____ INPUT FOR THIS TASK

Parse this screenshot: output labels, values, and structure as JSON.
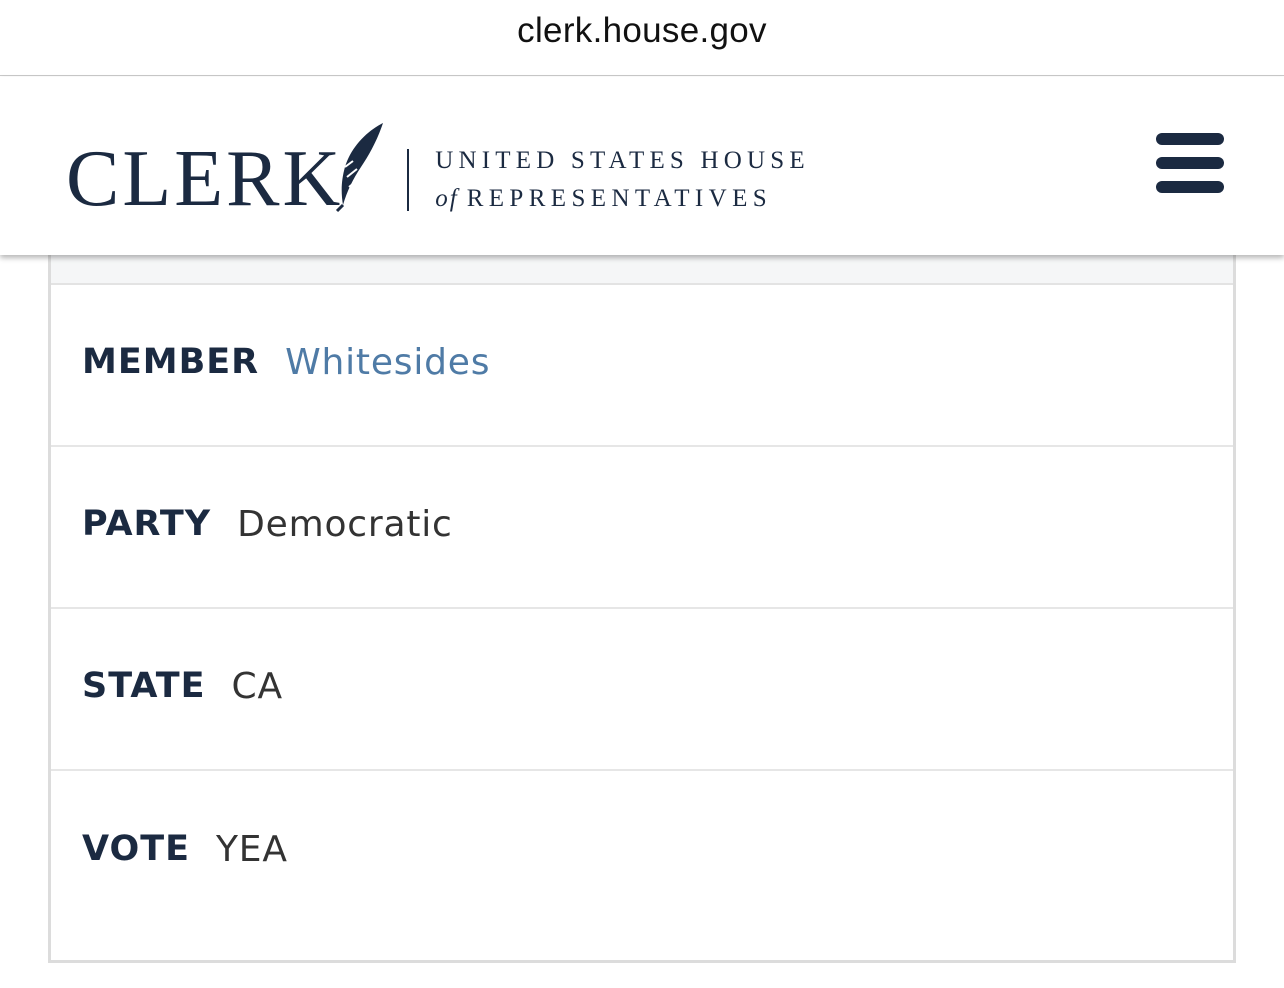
{
  "browser": {
    "url": "clerk.house.gov"
  },
  "header": {
    "logo_word": "CLERK",
    "logo_line1": "UNITED STATES HOUSE",
    "logo_line2_prefix": "of",
    "logo_line2": "REPRESENTATIVES",
    "menu_icon": "hamburger-menu-icon"
  },
  "record": {
    "rows": [
      {
        "label": "MEMBER",
        "value": "Whitesides"
      },
      {
        "label": "PARTY",
        "value": "Democratic"
      },
      {
        "label": "STATE",
        "value": "CA"
      },
      {
        "label": "VOTE",
        "value": "YEA"
      }
    ]
  },
  "colors": {
    "navy": "#1b2a41",
    "link": "#4f7ba6",
    "text": "#333333",
    "border": "#dcdcdc"
  }
}
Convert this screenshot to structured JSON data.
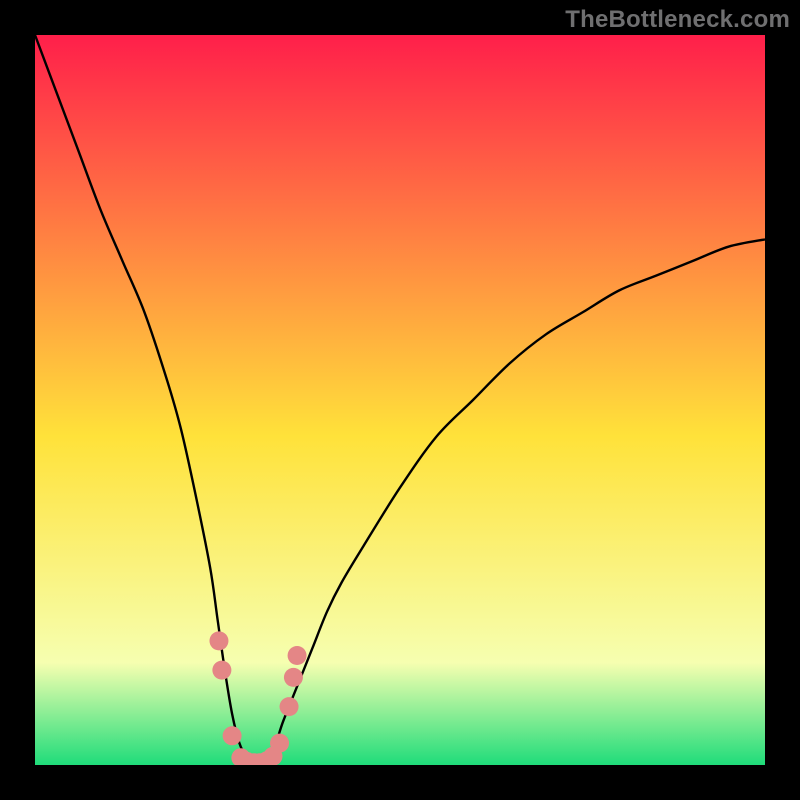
{
  "watermark": "TheBottleneck.com",
  "colors": {
    "frame": "#000000",
    "gradient_top": "#ff1f4a",
    "gradient_mid": "#ffe23a",
    "gradient_band": "#f6ffb0",
    "gradient_bottom": "#1fdc7a",
    "curve": "#000000",
    "marker": "#e48686"
  },
  "chart_data": {
    "type": "line",
    "title": "",
    "xlabel": "",
    "ylabel": "",
    "xlim": [
      0,
      100
    ],
    "ylim": [
      0,
      100
    ],
    "note": "V-shaped bottleneck curve; y reads as mismatch percentage where 0 is ideal (green band near bottom) and 100 is worst (red top). x runs over an unlabeled component scale. Values are read off the image by pixel position.",
    "series": [
      {
        "name": "bottleneck-curve",
        "x": [
          0,
          3,
          6,
          9,
          12,
          15,
          18,
          20,
          22,
          24,
          25,
          26,
          27,
          28,
          29,
          30,
          31,
          32,
          33,
          34,
          36,
          38,
          40,
          42,
          45,
          50,
          55,
          60,
          65,
          70,
          75,
          80,
          85,
          90,
          95,
          100
        ],
        "y": [
          100,
          92,
          84,
          76,
          69,
          62,
          53,
          46,
          37,
          27,
          20,
          13,
          7,
          3,
          1,
          0,
          0,
          1,
          3,
          6,
          11,
          16,
          21,
          25,
          30,
          38,
          45,
          50,
          55,
          59,
          62,
          65,
          67,
          69,
          71,
          72
        ]
      }
    ],
    "markers": {
      "name": "highlight-dots",
      "x": [
        25.2,
        25.6,
        27.0,
        28.2,
        29.0,
        30.0,
        30.8,
        31.8,
        32.6,
        33.5,
        34.8,
        35.4,
        35.9
      ],
      "y": [
        17,
        13,
        4,
        1,
        0.5,
        0.3,
        0.3,
        0.6,
        1.2,
        3,
        8,
        12,
        15
      ]
    }
  }
}
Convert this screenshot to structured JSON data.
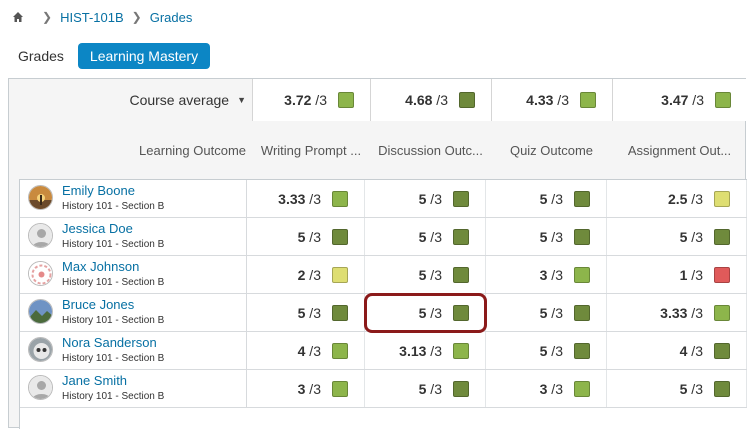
{
  "breadcrumb": {
    "course": "HIST-101B",
    "page": "Grades"
  },
  "tabs": [
    {
      "label": "Grades",
      "active": false
    },
    {
      "label": "Learning Mastery",
      "active": true
    }
  ],
  "colors": {
    "exceeds": "#6f8a3c",
    "mastery": "#8db54b",
    "near": "#dede72",
    "below": "#e05a5a",
    "link": "#0770a3",
    "active_tab": "#0c86c5"
  },
  "course_average": {
    "label": "Course average",
    "values": [
      {
        "score": "3.72",
        "suffix": " /3",
        "level": "mastery"
      },
      {
        "score": "4.68",
        "suffix": " /3",
        "level": "exceeds"
      },
      {
        "score": "4.33",
        "suffix": " /3",
        "level": "mastery"
      },
      {
        "score": "3.47",
        "suffix": " /3",
        "level": "mastery"
      }
    ]
  },
  "columns": {
    "label": "Learning Outcome",
    "outcomes": [
      "Writing Prompt ...",
      "Discussion Outc...",
      "Quiz Outcome",
      "Assignment Out..."
    ]
  },
  "students": [
    {
      "name": "Emily Boone",
      "section": "History 101 - Section B",
      "avatar": "sunset",
      "scores": [
        {
          "score": "3.33",
          "suffix": " /3",
          "level": "mastery"
        },
        {
          "score": "5",
          "suffix": " /3",
          "level": "exceeds"
        },
        {
          "score": "5",
          "suffix": " /3",
          "level": "exceeds"
        },
        {
          "score": "2.5",
          "suffix": " /3",
          "level": "near"
        }
      ]
    },
    {
      "name": "Jessica Doe",
      "section": "History 101 - Section B",
      "avatar": "default",
      "scores": [
        {
          "score": "5",
          "suffix": " /3",
          "level": "exceeds"
        },
        {
          "score": "5",
          "suffix": " /3",
          "level": "exceeds"
        },
        {
          "score": "5",
          "suffix": " /3",
          "level": "exceeds"
        },
        {
          "score": "5",
          "suffix": " /3",
          "level": "exceeds"
        }
      ]
    },
    {
      "name": "Max Johnson",
      "section": "History 101 - Section B",
      "avatar": "pattern",
      "scores": [
        {
          "score": "2",
          "suffix": " /3",
          "level": "near"
        },
        {
          "score": "5",
          "suffix": " /3",
          "level": "exceeds"
        },
        {
          "score": "3",
          "suffix": " /3",
          "level": "mastery"
        },
        {
          "score": "1",
          "suffix": " /3",
          "level": "below"
        }
      ]
    },
    {
      "name": "Bruce Jones",
      "section": "History 101 - Section B",
      "avatar": "landscape",
      "scores": [
        {
          "score": "5",
          "suffix": " /3",
          "level": "exceeds"
        },
        {
          "score": "5",
          "suffix": " /3",
          "level": "exceeds"
        },
        {
          "score": "5",
          "suffix": " /3",
          "level": "exceeds"
        },
        {
          "score": "3.33",
          "suffix": " /3",
          "level": "mastery"
        }
      ]
    },
    {
      "name": "Nora Sanderson",
      "section": "History 101 - Section B",
      "avatar": "animal",
      "scores": [
        {
          "score": "4",
          "suffix": " /3",
          "level": "mastery"
        },
        {
          "score": "3.13",
          "suffix": " /3",
          "level": "mastery"
        },
        {
          "score": "5",
          "suffix": " /3",
          "level": "exceeds"
        },
        {
          "score": "4",
          "suffix": " /3",
          "level": "exceeds"
        }
      ]
    },
    {
      "name": "Jane Smith",
      "section": "History 101 - Section B",
      "avatar": "default",
      "scores": [
        {
          "score": "3",
          "suffix": " /3",
          "level": "mastery"
        },
        {
          "score": "5",
          "suffix": " /3",
          "level": "exceeds"
        },
        {
          "score": "3",
          "suffix": " /3",
          "level": "mastery"
        },
        {
          "score": "5",
          "suffix": " /3",
          "level": "exceeds"
        }
      ]
    }
  ],
  "highlighted_cell": {
    "student": "Bruce Jones",
    "outcome": "Discussion Outc..."
  }
}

________

* _EXERCISE INSTRUCTIONS_
Repeat the listing verbatim. Skip the pictures.

* _TASK RESPONSE_
Parse this screenshot: output labels, values, and structure as JSON.
{
  "browser": {
    "url": "clerk.house.gov"
  },
  "header": {
    "logo_word": "CLERK",
    "logo_line1": "UNITED STATES HOUSE",
    "logo_line2_prefix": "of",
    "logo_line2": "REPRESENTATIVES",
    "menu_icon": "hamburger-menu-icon"
  },
  "record": {
    "rows": [
      {
        "label": "MEMBER",
        "value": "Whitesides"
      },
      {
        "label": "PARTY",
        "value": "Democratic"
      },
      {
        "label": "STATE",
        "value": "CA"
      },
      {
        "label": "VOTE",
        "value": "YEA"
      }
    ]
  },
  "colors": {
    "navy": "#1b2a41",
    "link": "#4f7ba6",
    "text": "#333333",
    "border": "#dcdcdc"
  }
}
Convert this screenshot to structured JSON data.
{
  "watermark": "TheBottleneck.com",
  "colors": {
    "frame": "#000000",
    "gradient_top": "#ff1f4a",
    "gradient_mid": "#ffe23a",
    "gradient_band": "#f6ffb0",
    "gradient_bottom": "#1fdc7a",
    "curve": "#000000",
    "marker": "#e48686"
  },
  "chart_data": {
    "type": "line",
    "title": "",
    "xlabel": "",
    "ylabel": "",
    "xlim": [
      0,
      100
    ],
    "ylim": [
      0,
      100
    ],
    "note": "V-shaped bottleneck curve; y reads as mismatch percentage where 0 is ideal (green band near bottom) and 100 is worst (red top). x runs over an unlabeled component scale. Values are read off the image by pixel position.",
    "series": [
      {
        "name": "bottleneck-curve",
        "x": [
          0,
          3,
          6,
          9,
          12,
          15,
          18,
          20,
          22,
          24,
          25,
          26,
          27,
          28,
          29,
          30,
          31,
          32,
          33,
          34,
          36,
          38,
          40,
          42,
          45,
          50,
          55,
          60,
          65,
          70,
          75,
          80,
          85,
          90,
          95,
          100
        ],
        "y": [
          100,
          92,
          84,
          76,
          69,
          62,
          53,
          46,
          37,
          27,
          20,
          13,
          7,
          3,
          1,
          0,
          0,
          1,
          3,
          6,
          11,
          16,
          21,
          25,
          30,
          38,
          45,
          50,
          55,
          59,
          62,
          65,
          67,
          69,
          71,
          72
        ]
      }
    ],
    "markers": {
      "name": "highlight-dots",
      "x": [
        25.2,
        25.6,
        27.0,
        28.2,
        29.0,
        30.0,
        30.8,
        31.8,
        32.6,
        33.5,
        34.8,
        35.4,
        35.9
      ],
      "y": [
        17,
        13,
        4,
        1,
        0.5,
        0.3,
        0.3,
        0.6,
        1.2,
        3,
        8,
        12,
        15
      ]
    }
  }
}
Convert this screenshot to structured JSON data.
{
  "breadcrumb": {
    "course": "HIST-101B",
    "page": "Grades"
  },
  "tabs": [
    {
      "label": "Grades",
      "active": false
    },
    {
      "label": "Learning Mastery",
      "active": true
    }
  ],
  "colors": {
    "exceeds": "#6f8a3c",
    "mastery": "#8db54b",
    "near": "#dede72",
    "below": "#e05a5a",
    "link": "#0770a3",
    "active_tab": "#0c86c5"
  },
  "course_average": {
    "label": "Course average",
    "values": [
      {
        "score": "3.72",
        "suffix": " /3",
        "level": "mastery"
      },
      {
        "score": "4.68",
        "suffix": " /3",
        "level": "exceeds"
      },
      {
        "score": "4.33",
        "suffix": " /3",
        "level": "mastery"
      },
      {
        "score": "3.47",
        "suffix": " /3",
        "level": "mastery"
      }
    ]
  },
  "columns": {
    "label": "Learning Outcome",
    "outcomes": [
      "Writing Prompt ...",
      "Discussion Outc...",
      "Quiz Outcome",
      "Assignment Out..."
    ]
  },
  "students": [
    {
      "name": "Emily Boone",
      "section": "History 101 - Section B",
      "avatar": "sunset",
      "scores": [
        {
          "score": "3.33",
          "suffix": " /3",
          "level": "mastery"
        },
        {
          "score": "5",
          "suffix": " /3",
          "level": "exceeds"
        },
        {
          "score": "5",
          "suffix": " /3",
          "level": "exceeds"
        },
        {
          "score": "2.5",
          "suffix": " /3",
          "level": "near"
        }
      ]
    },
    {
      "name": "Jessica Doe",
      "section": "History 101 - Section B",
      "avatar": "default",
      "scores": [
        {
          "score": "5",
          "suffix": " /3",
          "level": "exceeds"
        },
        {
          "score": "5",
          "suffix": " /3",
          "level": "exceeds"
        },
        {
          "score": "5",
          "suffix": " /3",
          "level": "exceeds"
        },
        {
          "score": "5",
          "suffix": " /3",
          "level": "exceeds"
        }
      ]
    },
    {
      "name": "Max Johnson",
      "section": "History 101 - Section B",
      "avatar": "pattern",
      "scores": [
        {
          "score": "2",
          "suffix": " /3",
          "level": "near"
        },
        {
          "score": "5",
          "suffix": " /3",
          "level": "exceeds"
        },
        {
          "score": "3",
          "suffix": " /3",
          "level": "mastery"
        },
        {
          "score": "1",
          "suffix": " /3",
          "level": "below"
        }
      ]
    },
    {
      "name": "Bruce Jones",
      "section": "History 101 - Section B",
      "avatar": "landscape",
      "scores": [
        {
          "score": "5",
          "suffix": " /3",
          "level": "exceeds"
        },
        {
          "score": "5",
          "suffix": " /3",
          "level": "exceeds"
        },
        {
          "score": "5",
          "suffix": " /3",
          "level": "exceeds"
        },
        {
          "score": "3.33",
          "suffix": " /3",
          "level": "mastery"
        }
      ]
    },
    {
      "name": "Nora Sanderson",
      "section": "History 101 - Section B",
      "avatar": "animal",
      "scores": [
        {
          "score": "4",
          "suffix": " /3",
          "level": "mastery"
        },
        {
          "score": "3.13",
          "suffix": " /3",
          "level": "mastery"
        },
        {
          "score": "5",
          "suffix": " /3",
          "level": "exceeds"
        },
        {
          "score": "4",
          "suffix": " /3",
          "level": "exceeds"
        }
      ]
    },
    {
      "name": "Jane Smith",
      "section": "History 101 - Section B",
      "avatar": "default",
      "scores": [
        {
          "score": "3",
          "suffix": " /3",
          "level": "mastery"
        },
        {
          "score": "5",
          "suffix": " /3",
          "level": "exceeds"
        },
        {
          "score": "3",
          "suffix": " /3",
          "level": "mastery"
        },
        {
          "score": "5",
          "suffix": " /3",
          "level": "exceeds"
        }
      ]
    }
  ],
  "highlighted_cell": {
    "student": "Bruce Jones",
    "outcome": "Discussion Outc..."
  }
}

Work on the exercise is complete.